## begin Data to process

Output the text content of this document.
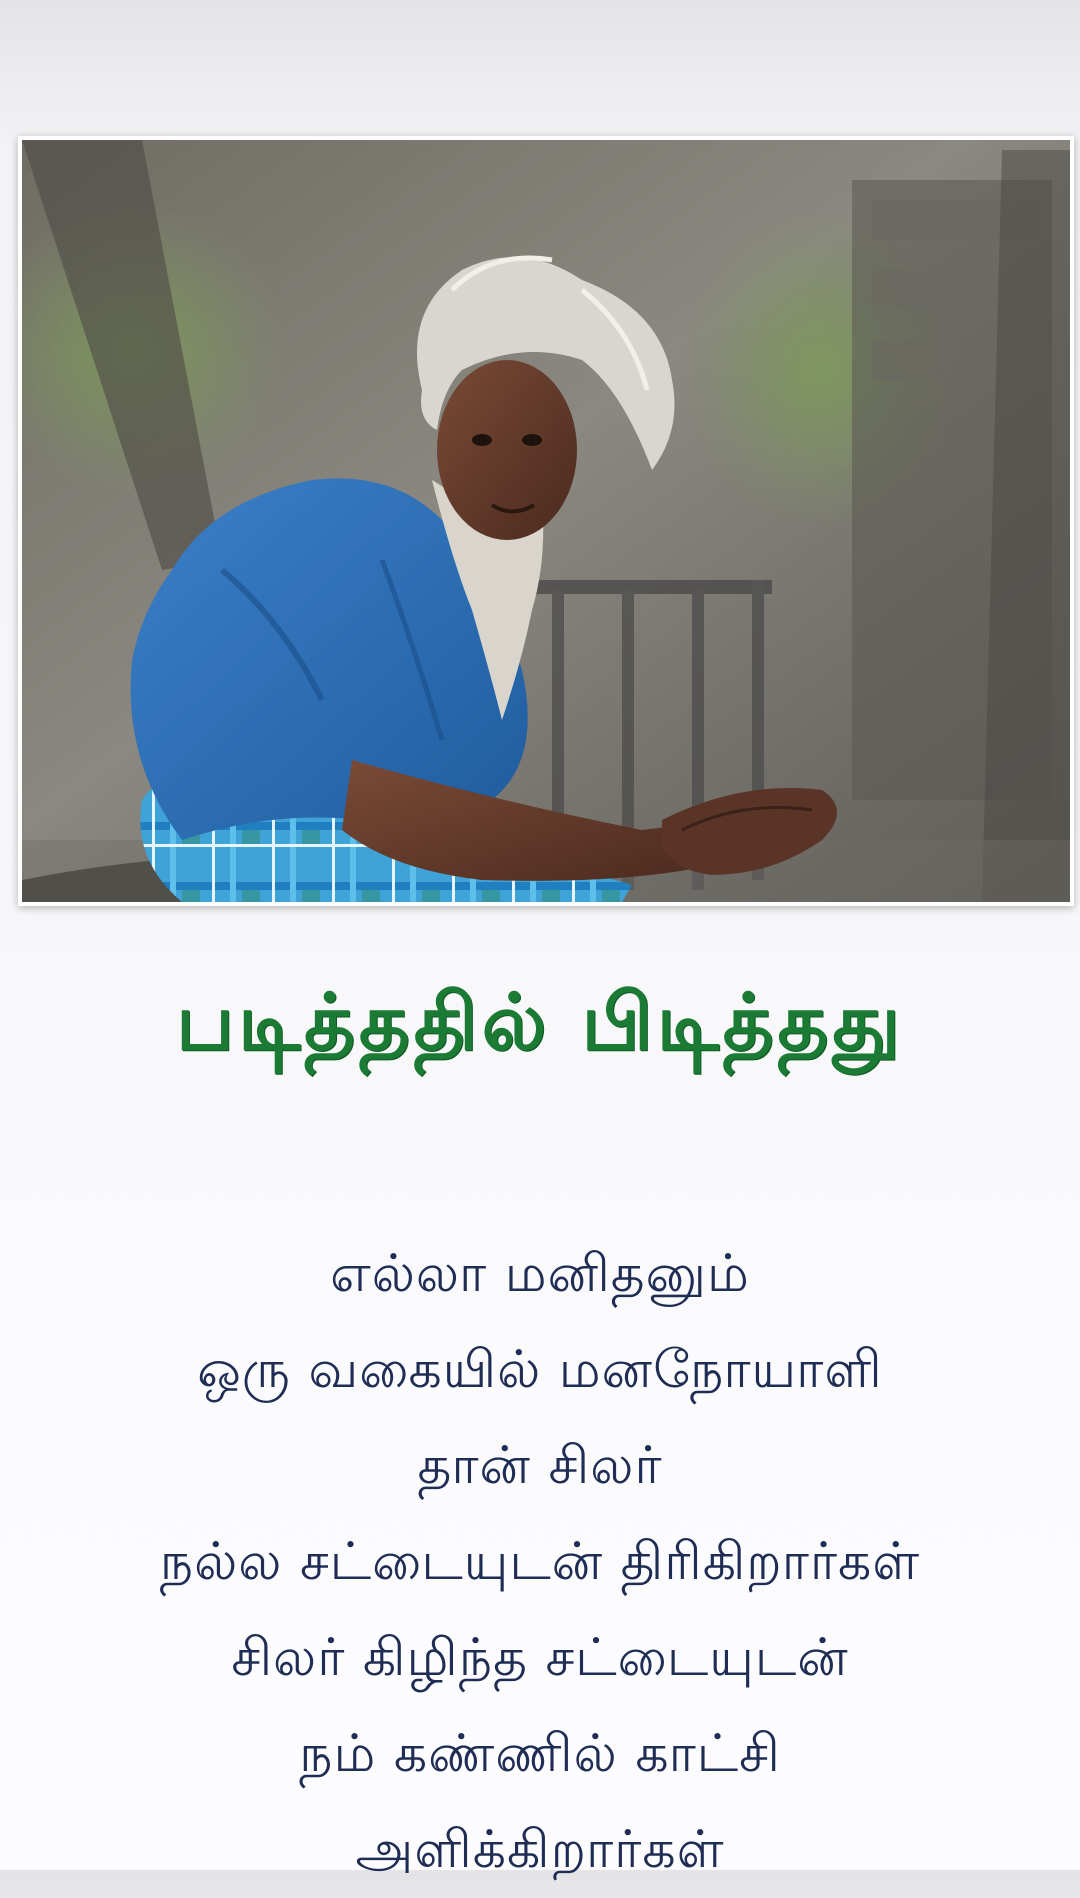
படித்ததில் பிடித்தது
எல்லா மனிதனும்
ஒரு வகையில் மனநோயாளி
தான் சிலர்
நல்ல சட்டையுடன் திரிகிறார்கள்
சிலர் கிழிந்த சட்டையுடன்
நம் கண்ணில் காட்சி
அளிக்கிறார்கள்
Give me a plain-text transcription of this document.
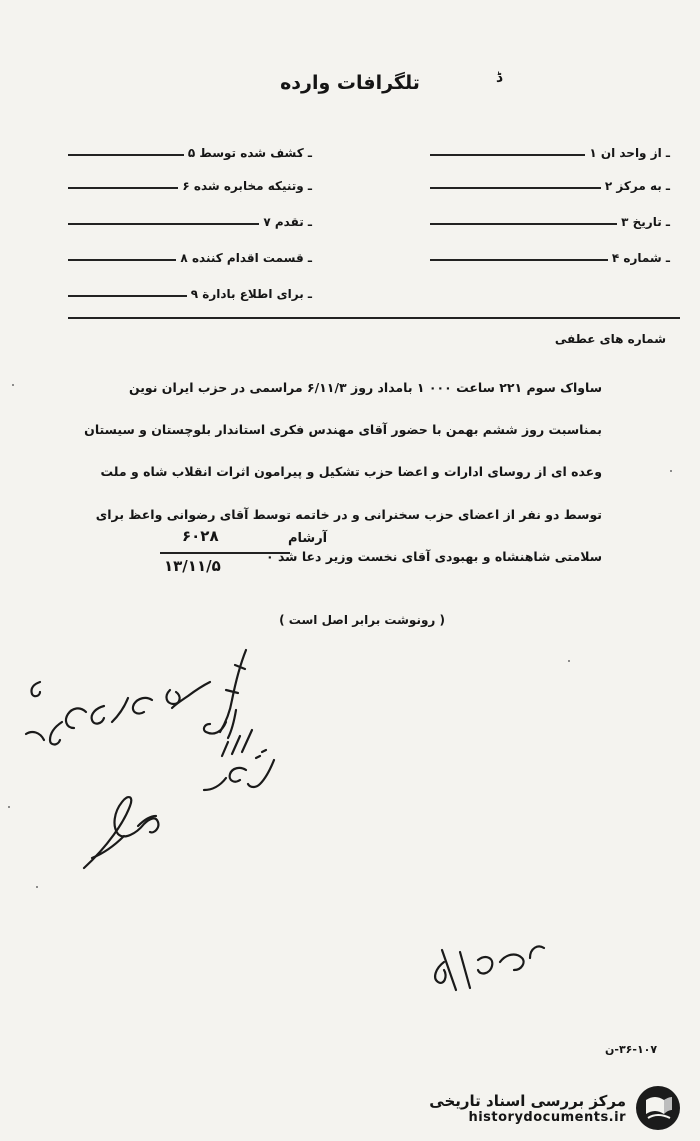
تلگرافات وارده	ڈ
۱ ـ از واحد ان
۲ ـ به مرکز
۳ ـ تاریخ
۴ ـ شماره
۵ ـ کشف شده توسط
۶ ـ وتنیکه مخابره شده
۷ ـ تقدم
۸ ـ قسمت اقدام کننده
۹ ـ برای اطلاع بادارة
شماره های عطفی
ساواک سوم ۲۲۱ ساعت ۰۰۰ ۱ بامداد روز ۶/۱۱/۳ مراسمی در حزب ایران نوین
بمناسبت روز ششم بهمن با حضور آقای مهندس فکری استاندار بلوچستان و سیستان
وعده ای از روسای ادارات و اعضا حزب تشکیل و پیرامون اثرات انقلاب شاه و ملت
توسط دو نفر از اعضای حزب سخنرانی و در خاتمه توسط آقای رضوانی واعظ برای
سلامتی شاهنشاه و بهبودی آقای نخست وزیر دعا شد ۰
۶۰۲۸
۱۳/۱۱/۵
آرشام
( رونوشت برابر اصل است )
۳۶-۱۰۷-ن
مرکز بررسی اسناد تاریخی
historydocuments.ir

## end Data to process

# Exercise description:
Pull every line containing "برای" out of the records.

# The output:
۹ ـ برای اطلاع بادارة
توسط دو نفر از اعضای حزب سخنرانی و در خاتمه توسط آقای رضوانی واعظ برای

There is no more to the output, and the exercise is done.